> **SHORT PROBLEM**
Output each entry that follows exactly. Images stay out.

-- START --

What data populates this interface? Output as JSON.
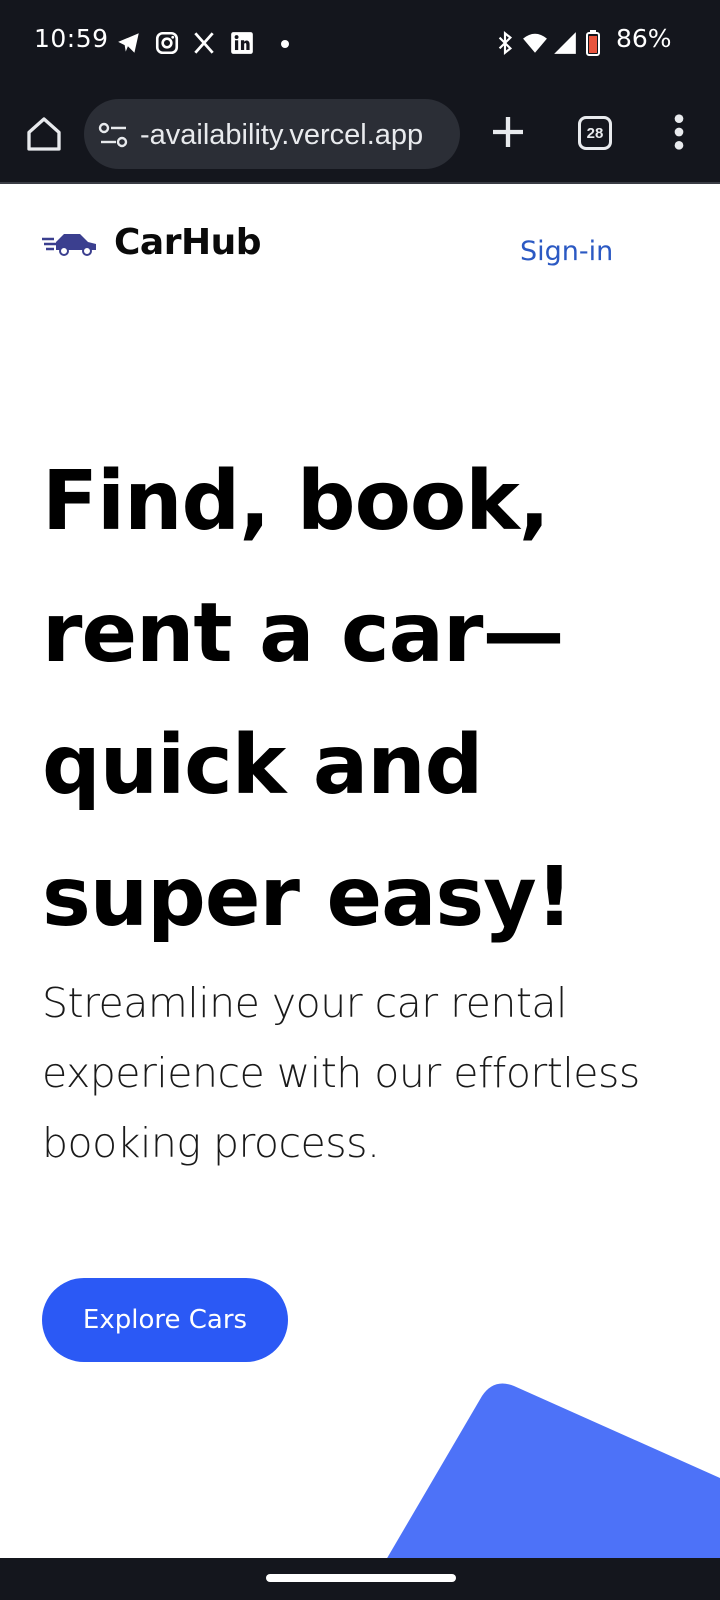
{
  "status_bar": {
    "time": "10:59",
    "battery": "86%",
    "icons": [
      "telegram-icon",
      "instagram-icon",
      "x-icon",
      "linkedin-icon",
      "notification-dot",
      "bluetooth-icon",
      "wifi-icon",
      "cell-signal-icon",
      "battery-icon"
    ]
  },
  "browser": {
    "url": "-availability.vercel.app",
    "tab_count": "28",
    "icons": [
      "home-icon",
      "site-settings-icon",
      "plus-icon",
      "tab-switcher-icon",
      "more-vert-icon"
    ]
  },
  "header": {
    "brand": "CarHub",
    "signin_label": "Sign-in"
  },
  "hero": {
    "title": "Find, book, rent a car—quick and super easy!",
    "subtitle": "Streamline your car rental experience with our effortless booking process.",
    "cta_label": "Explore Cars"
  },
  "colors": {
    "brand_blue": "#2B59F5",
    "link_blue": "#2B59C3",
    "shape_blue": "#4D72F8",
    "logo_navy": "#3B3F8F",
    "system_bar": "#14161D"
  }
}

-- END --

> **RESULT**
What data populates this interface? Output as JSON.
{
  "status_bar": {
    "time": "10:59",
    "battery": "86%",
    "icons": [
      "telegram-icon",
      "instagram-icon",
      "x-icon",
      "linkedin-icon",
      "notification-dot",
      "bluetooth-icon",
      "wifi-icon",
      "cell-signal-icon",
      "battery-icon"
    ]
  },
  "browser": {
    "url": "-availability.vercel.app",
    "tab_count": "28",
    "icons": [
      "home-icon",
      "site-settings-icon",
      "plus-icon",
      "tab-switcher-icon",
      "more-vert-icon"
    ]
  },
  "header": {
    "brand": "CarHub",
    "signin_label": "Sign-in"
  },
  "hero": {
    "title": "Find, book, rent a car—quick and super easy!",
    "subtitle": "Streamline your car rental experience with our effortless booking process.",
    "cta_label": "Explore Cars"
  },
  "colors": {
    "brand_blue": "#2B59F5",
    "link_blue": "#2B59C3",
    "shape_blue": "#4D72F8",
    "logo_navy": "#3B3F8F",
    "system_bar": "#14161D"
  }
}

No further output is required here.